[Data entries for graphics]
=== Begin Enclosure ===
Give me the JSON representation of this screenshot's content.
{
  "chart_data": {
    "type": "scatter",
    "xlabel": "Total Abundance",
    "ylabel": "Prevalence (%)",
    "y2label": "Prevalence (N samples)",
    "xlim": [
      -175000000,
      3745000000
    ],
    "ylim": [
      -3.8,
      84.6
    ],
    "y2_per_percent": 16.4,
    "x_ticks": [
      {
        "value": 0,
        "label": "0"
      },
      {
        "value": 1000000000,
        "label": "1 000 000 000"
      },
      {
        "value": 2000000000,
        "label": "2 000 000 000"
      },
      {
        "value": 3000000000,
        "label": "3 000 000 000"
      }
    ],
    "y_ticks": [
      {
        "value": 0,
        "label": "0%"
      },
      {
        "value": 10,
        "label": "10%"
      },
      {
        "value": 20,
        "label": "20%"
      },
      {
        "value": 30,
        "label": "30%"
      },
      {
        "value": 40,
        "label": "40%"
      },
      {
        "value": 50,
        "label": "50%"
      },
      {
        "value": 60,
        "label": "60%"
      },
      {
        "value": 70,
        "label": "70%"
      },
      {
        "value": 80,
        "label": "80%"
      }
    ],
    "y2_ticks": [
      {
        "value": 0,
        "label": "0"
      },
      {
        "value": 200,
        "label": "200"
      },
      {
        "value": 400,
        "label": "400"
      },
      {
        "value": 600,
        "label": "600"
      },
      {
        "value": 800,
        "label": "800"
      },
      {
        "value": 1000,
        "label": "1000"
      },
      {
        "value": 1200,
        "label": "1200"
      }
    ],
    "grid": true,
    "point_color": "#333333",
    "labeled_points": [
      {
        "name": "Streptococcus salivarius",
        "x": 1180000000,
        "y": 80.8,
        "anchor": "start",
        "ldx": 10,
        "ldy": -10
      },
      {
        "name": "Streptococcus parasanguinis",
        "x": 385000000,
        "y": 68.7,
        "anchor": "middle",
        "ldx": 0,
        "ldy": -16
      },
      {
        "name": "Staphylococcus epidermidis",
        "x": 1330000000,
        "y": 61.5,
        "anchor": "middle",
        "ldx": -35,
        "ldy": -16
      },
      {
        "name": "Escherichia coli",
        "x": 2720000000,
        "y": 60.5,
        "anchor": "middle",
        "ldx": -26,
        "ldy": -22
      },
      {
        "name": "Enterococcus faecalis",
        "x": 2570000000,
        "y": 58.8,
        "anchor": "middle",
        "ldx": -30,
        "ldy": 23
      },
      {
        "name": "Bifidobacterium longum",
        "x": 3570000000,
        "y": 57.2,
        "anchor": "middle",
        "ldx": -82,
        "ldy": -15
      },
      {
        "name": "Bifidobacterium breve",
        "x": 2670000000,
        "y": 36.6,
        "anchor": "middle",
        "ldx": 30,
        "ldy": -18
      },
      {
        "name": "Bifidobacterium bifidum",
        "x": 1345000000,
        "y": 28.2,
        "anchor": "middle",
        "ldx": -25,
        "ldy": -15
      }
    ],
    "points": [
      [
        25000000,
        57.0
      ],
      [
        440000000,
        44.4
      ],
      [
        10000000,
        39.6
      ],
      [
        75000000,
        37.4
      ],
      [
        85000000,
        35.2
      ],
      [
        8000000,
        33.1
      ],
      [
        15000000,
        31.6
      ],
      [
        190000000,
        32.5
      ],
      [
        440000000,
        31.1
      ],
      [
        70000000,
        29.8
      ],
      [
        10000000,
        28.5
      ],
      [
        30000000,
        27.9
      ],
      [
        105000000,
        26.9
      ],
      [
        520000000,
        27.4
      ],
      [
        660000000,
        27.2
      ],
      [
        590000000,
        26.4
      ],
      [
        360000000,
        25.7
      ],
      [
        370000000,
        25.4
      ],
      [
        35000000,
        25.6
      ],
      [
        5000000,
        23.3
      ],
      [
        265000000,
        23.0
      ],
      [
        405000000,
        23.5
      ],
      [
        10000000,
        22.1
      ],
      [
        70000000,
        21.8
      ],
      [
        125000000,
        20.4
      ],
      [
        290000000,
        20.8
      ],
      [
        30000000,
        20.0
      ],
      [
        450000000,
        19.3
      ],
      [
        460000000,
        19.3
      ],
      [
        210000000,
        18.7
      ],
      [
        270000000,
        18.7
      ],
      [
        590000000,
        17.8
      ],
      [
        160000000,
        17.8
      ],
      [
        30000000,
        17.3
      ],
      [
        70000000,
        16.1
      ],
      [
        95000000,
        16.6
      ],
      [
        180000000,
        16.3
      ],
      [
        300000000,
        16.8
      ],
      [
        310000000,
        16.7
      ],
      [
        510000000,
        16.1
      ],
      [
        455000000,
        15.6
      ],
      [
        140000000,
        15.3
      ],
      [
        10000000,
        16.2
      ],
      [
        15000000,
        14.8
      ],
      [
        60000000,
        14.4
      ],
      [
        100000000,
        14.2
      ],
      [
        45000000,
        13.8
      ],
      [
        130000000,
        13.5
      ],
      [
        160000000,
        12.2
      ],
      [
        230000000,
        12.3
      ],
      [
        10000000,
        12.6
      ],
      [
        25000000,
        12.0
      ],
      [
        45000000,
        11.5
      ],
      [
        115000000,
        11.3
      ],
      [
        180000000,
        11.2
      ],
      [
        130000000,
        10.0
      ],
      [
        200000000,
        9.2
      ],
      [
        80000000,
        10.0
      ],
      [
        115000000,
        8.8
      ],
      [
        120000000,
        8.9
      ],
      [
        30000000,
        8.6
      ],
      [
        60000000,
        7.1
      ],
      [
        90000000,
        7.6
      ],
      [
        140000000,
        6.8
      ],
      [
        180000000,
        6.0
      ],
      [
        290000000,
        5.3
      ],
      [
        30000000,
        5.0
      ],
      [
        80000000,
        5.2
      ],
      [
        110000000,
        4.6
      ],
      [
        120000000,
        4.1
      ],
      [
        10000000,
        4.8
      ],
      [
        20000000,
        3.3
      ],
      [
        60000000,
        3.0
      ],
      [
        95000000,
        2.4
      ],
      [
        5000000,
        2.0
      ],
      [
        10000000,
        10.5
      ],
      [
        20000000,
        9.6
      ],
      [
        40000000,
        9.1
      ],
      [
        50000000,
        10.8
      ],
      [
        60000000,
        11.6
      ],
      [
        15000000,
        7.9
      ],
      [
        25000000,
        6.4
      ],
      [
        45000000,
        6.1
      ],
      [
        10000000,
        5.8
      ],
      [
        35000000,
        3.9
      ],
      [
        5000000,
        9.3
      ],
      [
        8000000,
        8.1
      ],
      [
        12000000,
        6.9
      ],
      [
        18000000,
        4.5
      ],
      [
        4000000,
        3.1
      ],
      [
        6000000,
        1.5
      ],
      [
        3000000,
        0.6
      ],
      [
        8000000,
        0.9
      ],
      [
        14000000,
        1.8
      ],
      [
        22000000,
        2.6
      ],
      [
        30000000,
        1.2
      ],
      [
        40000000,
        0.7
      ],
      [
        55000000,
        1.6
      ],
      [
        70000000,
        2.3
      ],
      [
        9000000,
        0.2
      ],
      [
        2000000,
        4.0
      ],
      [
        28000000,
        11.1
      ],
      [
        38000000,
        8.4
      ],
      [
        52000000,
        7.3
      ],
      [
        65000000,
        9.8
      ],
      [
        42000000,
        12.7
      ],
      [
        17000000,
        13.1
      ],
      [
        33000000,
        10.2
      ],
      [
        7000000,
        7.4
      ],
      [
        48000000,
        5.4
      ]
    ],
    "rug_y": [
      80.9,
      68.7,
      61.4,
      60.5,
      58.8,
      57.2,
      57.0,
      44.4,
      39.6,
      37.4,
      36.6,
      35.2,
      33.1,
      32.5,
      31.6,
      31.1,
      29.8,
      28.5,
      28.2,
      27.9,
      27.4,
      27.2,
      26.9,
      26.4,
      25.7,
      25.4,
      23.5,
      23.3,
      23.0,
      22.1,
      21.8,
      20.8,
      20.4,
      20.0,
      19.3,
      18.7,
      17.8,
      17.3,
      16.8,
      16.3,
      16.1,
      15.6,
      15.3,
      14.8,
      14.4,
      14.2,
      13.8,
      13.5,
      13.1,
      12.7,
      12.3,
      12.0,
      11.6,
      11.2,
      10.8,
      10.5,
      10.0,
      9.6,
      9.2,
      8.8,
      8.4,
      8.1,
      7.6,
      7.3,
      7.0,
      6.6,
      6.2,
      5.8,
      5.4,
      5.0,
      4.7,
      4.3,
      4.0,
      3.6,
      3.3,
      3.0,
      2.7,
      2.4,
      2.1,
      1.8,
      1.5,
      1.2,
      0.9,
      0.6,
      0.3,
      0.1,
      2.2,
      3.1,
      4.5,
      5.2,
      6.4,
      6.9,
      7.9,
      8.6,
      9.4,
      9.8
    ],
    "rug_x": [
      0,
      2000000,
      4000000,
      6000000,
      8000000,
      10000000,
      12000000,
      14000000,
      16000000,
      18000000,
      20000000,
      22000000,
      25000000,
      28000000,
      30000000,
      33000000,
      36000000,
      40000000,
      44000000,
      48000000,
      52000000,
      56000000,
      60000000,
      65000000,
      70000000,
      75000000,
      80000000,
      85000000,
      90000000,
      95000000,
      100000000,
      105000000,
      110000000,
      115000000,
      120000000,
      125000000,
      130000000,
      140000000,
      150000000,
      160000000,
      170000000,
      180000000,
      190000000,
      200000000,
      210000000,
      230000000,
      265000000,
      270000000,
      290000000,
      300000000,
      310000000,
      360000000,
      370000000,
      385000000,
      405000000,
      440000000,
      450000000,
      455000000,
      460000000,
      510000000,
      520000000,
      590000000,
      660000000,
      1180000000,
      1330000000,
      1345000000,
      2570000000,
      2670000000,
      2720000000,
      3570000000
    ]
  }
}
=== End Enclosure ===
When the word "name" shows up in a line of the entries, pull that line out.

        "name": "Streptococcus salivarius",
        "name": "Streptococcus parasanguinis",
        "name": "Staphylococcus epidermidis",
        "name": "Escherichia coli",
        "name": "Enterococcus faecalis",
        "name": "Bifidobacterium longum",
        "name": "Bifidobacterium breve",
        "name": "Bifidobacterium bifidum",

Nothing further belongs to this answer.